- Written request:
Rewrite each line of the items below as a numbered list, leaving out any blank lines.

- Records of where the elements appear:
_ _ _

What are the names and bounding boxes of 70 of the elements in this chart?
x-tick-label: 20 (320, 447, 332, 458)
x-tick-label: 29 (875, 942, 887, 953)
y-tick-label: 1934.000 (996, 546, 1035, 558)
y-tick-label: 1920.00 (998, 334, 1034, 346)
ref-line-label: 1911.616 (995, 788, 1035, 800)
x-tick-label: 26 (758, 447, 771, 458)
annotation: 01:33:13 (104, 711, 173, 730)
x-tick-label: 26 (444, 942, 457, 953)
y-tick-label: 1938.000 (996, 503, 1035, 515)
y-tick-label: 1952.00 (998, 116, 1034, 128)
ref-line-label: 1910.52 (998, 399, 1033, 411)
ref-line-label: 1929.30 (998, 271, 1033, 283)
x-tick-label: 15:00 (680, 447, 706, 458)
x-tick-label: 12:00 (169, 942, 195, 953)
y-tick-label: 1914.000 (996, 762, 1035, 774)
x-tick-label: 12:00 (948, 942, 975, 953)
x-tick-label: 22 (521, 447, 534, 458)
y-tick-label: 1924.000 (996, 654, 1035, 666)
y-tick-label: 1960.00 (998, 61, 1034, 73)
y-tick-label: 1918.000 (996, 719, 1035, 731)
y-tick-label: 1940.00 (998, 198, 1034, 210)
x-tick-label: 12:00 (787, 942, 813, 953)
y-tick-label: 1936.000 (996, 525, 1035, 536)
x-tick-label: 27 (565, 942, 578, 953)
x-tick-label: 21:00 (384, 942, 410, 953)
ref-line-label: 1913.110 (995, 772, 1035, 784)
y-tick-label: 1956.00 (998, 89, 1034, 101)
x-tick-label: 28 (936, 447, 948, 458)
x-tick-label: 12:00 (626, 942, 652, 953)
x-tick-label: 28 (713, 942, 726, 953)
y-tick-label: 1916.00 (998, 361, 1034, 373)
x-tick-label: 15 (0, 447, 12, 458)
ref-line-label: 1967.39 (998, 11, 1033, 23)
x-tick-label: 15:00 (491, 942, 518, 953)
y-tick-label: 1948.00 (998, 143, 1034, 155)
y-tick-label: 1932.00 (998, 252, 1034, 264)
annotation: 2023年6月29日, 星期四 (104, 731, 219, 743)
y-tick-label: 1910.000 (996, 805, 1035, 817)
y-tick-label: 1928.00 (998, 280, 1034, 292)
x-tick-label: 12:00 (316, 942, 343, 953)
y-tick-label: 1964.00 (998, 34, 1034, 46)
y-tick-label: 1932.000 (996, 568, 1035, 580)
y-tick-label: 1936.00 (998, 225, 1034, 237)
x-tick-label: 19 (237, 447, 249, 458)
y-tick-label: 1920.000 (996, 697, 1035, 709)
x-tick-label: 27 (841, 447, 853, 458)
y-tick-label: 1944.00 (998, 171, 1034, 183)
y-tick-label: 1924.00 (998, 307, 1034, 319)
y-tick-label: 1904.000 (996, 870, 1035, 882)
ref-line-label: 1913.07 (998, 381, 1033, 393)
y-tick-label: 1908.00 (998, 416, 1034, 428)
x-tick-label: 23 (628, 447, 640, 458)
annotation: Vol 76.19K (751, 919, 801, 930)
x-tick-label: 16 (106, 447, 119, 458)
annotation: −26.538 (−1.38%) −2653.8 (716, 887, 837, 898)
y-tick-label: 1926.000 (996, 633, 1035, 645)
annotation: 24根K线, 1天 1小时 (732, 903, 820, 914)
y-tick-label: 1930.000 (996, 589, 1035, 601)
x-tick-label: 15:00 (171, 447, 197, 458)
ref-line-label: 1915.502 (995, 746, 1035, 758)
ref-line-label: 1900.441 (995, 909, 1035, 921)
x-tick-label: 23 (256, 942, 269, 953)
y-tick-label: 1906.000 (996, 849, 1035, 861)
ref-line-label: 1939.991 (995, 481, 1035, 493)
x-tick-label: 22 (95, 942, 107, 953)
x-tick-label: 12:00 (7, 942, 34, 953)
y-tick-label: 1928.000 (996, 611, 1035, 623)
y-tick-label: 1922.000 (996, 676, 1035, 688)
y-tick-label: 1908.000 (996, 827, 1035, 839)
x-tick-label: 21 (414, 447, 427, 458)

_ _ _

- Solved exercise:
1. What are the names and bounding boxes of 70 of the elements in this chart?
2. x-tick-label: 20 (320, 447, 332, 458)
3. x-tick-label: 29 (875, 942, 887, 953)
4. y-tick-label: 1934.000 (996, 546, 1035, 558)
5. y-tick-label: 1920.00 (998, 334, 1034, 346)
6. ref-line-label: 1911.616 (995, 788, 1035, 800)
7. x-tick-label: 26 (758, 447, 771, 458)
8. annotation: 01:33:13 (104, 711, 173, 730)
9. x-tick-label: 26 (444, 942, 457, 953)
10. y-tick-label: 1938.000 (996, 503, 1035, 515)
11. y-tick-label: 1952.00 (998, 116, 1034, 128)
12. ref-line-label: 1910.52 (998, 399, 1033, 411)
13. ref-line-label: 1929.30 (998, 271, 1033, 283)
14. x-tick-label: 15:00 (680, 447, 706, 458)
15. x-tick-label: 12:00 (169, 942, 195, 953)
16. y-tick-label: 1914.000 (996, 762, 1035, 774)
17. x-tick-label: 12:00 (948, 942, 975, 953)
18. x-tick-label: 22 (521, 447, 534, 458)
19. y-tick-label: 1924.000 (996, 654, 1035, 666)
20. y-tick-label: 1960.00 (998, 61, 1034, 73)
21. y-tick-label: 1918.000 (996, 719, 1035, 731)
22. y-tick-label: 1940.00 (998, 198, 1034, 210)
23. x-tick-label: 12:00 (787, 942, 813, 953)
24. y-tick-label: 1936.000 (996, 525, 1035, 536)
25. x-tick-label: 27 (565, 942, 578, 953)
26. x-tick-label: 21:00 (384, 942, 410, 953)
27. ref-line-label: 1913.110 (995, 772, 1035, 784)
28. y-tick-label: 1956.00 (998, 89, 1034, 101)
29. x-tick-label: 28 (936, 447, 948, 458)
30. x-tick-label: 12:00 (626, 942, 652, 953)
31. x-tick-label: 28 (713, 942, 726, 953)
32. y-tick-label: 1916.00 (998, 361, 1034, 373)
33. x-tick-label: 15 (0, 447, 12, 458)
34. ref-line-label: 1967.39 (998, 11, 1033, 23)
35. x-tick-label: 15:00 (491, 942, 518, 953)
36. y-tick-label: 1948.00 (998, 143, 1034, 155)
37. y-tick-label: 1932.00 (998, 252, 1034, 264)
38. annotation: 2023年6月29日, 星期四 (104, 731, 219, 743)
39. y-tick-label: 1910.000 (996, 805, 1035, 817)
40. y-tick-label: 1928.00 (998, 280, 1034, 292)
41. x-tick-label: 12:00 (316, 942, 343, 953)
42. y-tick-label: 1964.00 (998, 34, 1034, 46)
43. y-tick-label: 1932.000 (996, 568, 1035, 580)
44. y-tick-label: 1936.00 (998, 225, 1034, 237)
45. x-tick-label: 19 (237, 447, 249, 458)
46. y-tick-label: 1920.000 (996, 697, 1035, 709)
47. x-tick-label: 27 (841, 447, 853, 458)
48. y-tick-label: 1944.00 (998, 171, 1034, 183)
49. y-tick-label: 1924.00 (998, 307, 1034, 319)
50. y-tick-label: 1904.000 (996, 870, 1035, 882)
51. ref-line-label: 1913.07 (998, 381, 1033, 393)
52. y-tick-label: 1908.00 (998, 416, 1034, 428)
53. x-tick-label: 23 (628, 447, 640, 458)
54. annotation: Vol 76.19K (751, 919, 801, 930)
55. x-tick-label: 16 (106, 447, 119, 458)
56. annotation: −26.538 (−1.38%) −2653.8 (716, 887, 837, 898)
57. y-tick-label: 1926.000 (996, 633, 1035, 645)
58. annotation: 24根K线, 1天 1小时 (732, 903, 820, 914)
59. y-tick-label: 1930.000 (996, 589, 1035, 601)
60. x-tick-label: 15:00 (171, 447, 197, 458)
61. ref-line-label: 1915.502 (995, 746, 1035, 758)
62. ref-line-label: 1900.441 (995, 909, 1035, 921)
63. x-tick-label: 23 (256, 942, 269, 953)
64. y-tick-label: 1906.000 (996, 849, 1035, 861)
65. ref-line-label: 1939.991 (995, 481, 1035, 493)
66. x-tick-label: 22 (95, 942, 107, 953)
67. x-tick-label: 12:00 (7, 942, 34, 953)
68. y-tick-label: 1928.000 (996, 611, 1035, 623)
69. y-tick-label: 1922.000 (996, 676, 1035, 688)
70. y-tick-label: 1908.000 (996, 827, 1035, 839)
71. x-tick-label: 21 (414, 447, 427, 458)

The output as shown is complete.